• Problem
Restate the records in their entirety, word for word.

(Figure collection entries)
-------------------------

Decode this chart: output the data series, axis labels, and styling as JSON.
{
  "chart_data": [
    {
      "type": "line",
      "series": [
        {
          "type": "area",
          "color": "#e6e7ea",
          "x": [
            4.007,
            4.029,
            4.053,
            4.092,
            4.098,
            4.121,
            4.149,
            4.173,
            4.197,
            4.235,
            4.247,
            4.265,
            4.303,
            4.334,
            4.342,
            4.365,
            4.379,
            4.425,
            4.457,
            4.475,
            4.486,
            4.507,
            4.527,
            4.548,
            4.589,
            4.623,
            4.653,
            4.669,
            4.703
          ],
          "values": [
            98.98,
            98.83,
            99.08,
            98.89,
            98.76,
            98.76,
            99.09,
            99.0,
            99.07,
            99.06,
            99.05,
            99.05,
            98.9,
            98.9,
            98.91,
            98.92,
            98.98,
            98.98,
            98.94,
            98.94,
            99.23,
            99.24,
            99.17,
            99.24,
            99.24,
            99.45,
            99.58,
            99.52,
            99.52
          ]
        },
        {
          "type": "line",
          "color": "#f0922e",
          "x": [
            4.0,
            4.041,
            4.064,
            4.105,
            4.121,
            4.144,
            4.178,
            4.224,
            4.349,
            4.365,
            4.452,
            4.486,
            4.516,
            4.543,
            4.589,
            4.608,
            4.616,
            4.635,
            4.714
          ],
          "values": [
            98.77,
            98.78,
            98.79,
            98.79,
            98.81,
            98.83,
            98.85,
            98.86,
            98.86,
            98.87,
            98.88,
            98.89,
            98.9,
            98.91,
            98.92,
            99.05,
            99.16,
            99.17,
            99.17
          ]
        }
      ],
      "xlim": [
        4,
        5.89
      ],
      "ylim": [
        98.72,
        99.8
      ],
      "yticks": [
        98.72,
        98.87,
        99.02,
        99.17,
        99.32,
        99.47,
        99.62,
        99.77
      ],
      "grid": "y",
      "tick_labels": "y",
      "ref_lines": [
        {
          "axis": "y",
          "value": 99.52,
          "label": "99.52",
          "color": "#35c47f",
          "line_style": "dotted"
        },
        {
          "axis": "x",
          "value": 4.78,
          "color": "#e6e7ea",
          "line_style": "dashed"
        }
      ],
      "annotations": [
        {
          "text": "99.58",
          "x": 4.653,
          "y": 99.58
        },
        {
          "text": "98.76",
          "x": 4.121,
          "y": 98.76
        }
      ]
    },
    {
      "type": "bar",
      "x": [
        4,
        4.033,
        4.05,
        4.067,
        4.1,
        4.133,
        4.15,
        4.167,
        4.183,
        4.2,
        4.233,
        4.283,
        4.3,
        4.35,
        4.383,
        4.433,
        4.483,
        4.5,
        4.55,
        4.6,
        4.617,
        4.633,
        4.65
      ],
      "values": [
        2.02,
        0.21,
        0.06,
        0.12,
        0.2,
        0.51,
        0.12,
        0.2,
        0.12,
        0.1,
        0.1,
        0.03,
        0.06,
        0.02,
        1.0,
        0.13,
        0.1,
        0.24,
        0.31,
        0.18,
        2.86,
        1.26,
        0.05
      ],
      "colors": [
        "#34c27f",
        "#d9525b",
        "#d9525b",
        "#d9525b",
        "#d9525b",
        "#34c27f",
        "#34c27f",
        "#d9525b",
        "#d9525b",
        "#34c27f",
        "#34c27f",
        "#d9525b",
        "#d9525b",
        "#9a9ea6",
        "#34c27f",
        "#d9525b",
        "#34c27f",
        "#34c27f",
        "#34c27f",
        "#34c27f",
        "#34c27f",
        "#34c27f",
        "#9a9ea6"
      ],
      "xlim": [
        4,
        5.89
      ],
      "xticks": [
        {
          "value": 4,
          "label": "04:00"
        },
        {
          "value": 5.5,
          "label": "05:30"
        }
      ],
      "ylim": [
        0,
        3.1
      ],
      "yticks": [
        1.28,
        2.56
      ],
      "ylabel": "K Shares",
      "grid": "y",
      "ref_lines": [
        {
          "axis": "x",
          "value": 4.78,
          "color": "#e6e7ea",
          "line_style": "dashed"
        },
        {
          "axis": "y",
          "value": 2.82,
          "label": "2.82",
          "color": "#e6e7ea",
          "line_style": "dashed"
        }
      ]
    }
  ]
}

-------------------------

• Solution
Decode this chart: output the data series, axis labels, and styling as JSON.
{
  "chart_data": [
    {
      "type": "line",
      "series": [
        {
          "type": "area",
          "color": "#e6e7ea",
          "x": [
            4.007,
            4.029,
            4.053,
            4.092,
            4.098,
            4.121,
            4.149,
            4.173,
            4.197,
            4.235,
            4.247,
            4.265,
            4.303,
            4.334,
            4.342,
            4.365,
            4.379,
            4.425,
            4.457,
            4.475,
            4.486,
            4.507,
            4.527,
            4.548,
            4.589,
            4.623,
            4.653,
            4.669,
            4.703
          ],
          "values": [
            98.98,
            98.83,
            99.08,
            98.89,
            98.76,
            98.76,
            99.09,
            99.0,
            99.07,
            99.06,
            99.05,
            99.05,
            98.9,
            98.9,
            98.91,
            98.92,
            98.98,
            98.98,
            98.94,
            98.94,
            99.23,
            99.24,
            99.17,
            99.24,
            99.24,
            99.45,
            99.58,
            99.52,
            99.52
          ]
        },
        {
          "type": "line",
          "color": "#f0922e",
          "x": [
            4.0,
            4.041,
            4.064,
            4.105,
            4.121,
            4.144,
            4.178,
            4.224,
            4.349,
            4.365,
            4.452,
            4.486,
            4.516,
            4.543,
            4.589,
            4.608,
            4.616,
            4.635,
            4.714
          ],
          "values": [
            98.77,
            98.78,
            98.79,
            98.79,
            98.81,
            98.83,
            98.85,
            98.86,
            98.86,
            98.87,
            98.88,
            98.89,
            98.9,
            98.91,
            98.92,
            99.05,
            99.16,
            99.17,
            99.17
          ]
        }
      ],
      "xlim": [
        4,
        5.89
      ],
      "ylim": [
        98.72,
        99.8
      ],
      "yticks": [
        98.72,
        98.87,
        99.02,
        99.17,
        99.32,
        99.47,
        99.62,
        99.77
      ],
      "grid": "y",
      "tick_labels": "y",
      "ref_lines": [
        {
          "axis": "y",
          "value": 99.52,
          "label": "99.52",
          "color": "#35c47f",
          "line_style": "dotted"
        },
        {
          "axis": "x",
          "value": 4.78,
          "color": "#e6e7ea",
          "line_style": "dashed"
        }
      ],
      "annotations": [
        {
          "text": "99.58",
          "x": 4.653,
          "y": 99.58
        },
        {
          "text": "98.76",
          "x": 4.121,
          "y": 98.76
        }
      ]
    },
    {
      "type": "bar",
      "x": [
        4,
        4.033,
        4.05,
        4.067,
        4.1,
        4.133,
        4.15,
        4.167,
        4.183,
        4.2,
        4.233,
        4.283,
        4.3,
        4.35,
        4.383,
        4.433,
        4.483,
        4.5,
        4.55,
        4.6,
        4.617,
        4.633,
        4.65
      ],
      "values": [
        2.02,
        0.21,
        0.06,
        0.12,
        0.2,
        0.51,
        0.12,
        0.2,
        0.12,
        0.1,
        0.1,
        0.03,
        0.06,
        0.02,
        1.0,
        0.13,
        0.1,
        0.24,
        0.31,
        0.18,
        2.86,
        1.26,
        0.05
      ],
      "colors": [
        "#34c27f",
        "#d9525b",
        "#d9525b",
        "#d9525b",
        "#d9525b",
        "#34c27f",
        "#34c27f",
        "#d9525b",
        "#d9525b",
        "#34c27f",
        "#34c27f",
        "#d9525b",
        "#d9525b",
        "#9a9ea6",
        "#34c27f",
        "#d9525b",
        "#34c27f",
        "#34c27f",
        "#34c27f",
        "#34c27f",
        "#34c27f",
        "#34c27f",
        "#9a9ea6"
      ],
      "xlim": [
        4,
        5.89
      ],
      "xticks": [
        {
          "value": 4,
          "label": "04:00"
        },
        {
          "value": 5.5,
          "label": "05:30"
        }
      ],
      "ylim": [
        0,
        3.1
      ],
      "yticks": [
        1.28,
        2.56
      ],
      "ylabel": "K Shares",
      "grid": "y",
      "ref_lines": [
        {
          "axis": "x",
          "value": 4.78,
          "color": "#e6e7ea",
          "line_style": "dashed"
        },
        {
          "axis": "y",
          "value": 2.82,
          "label": "2.82",
          "color": "#e6e7ea",
          "line_style": "dashed"
        }
      ]
    }
  ]
}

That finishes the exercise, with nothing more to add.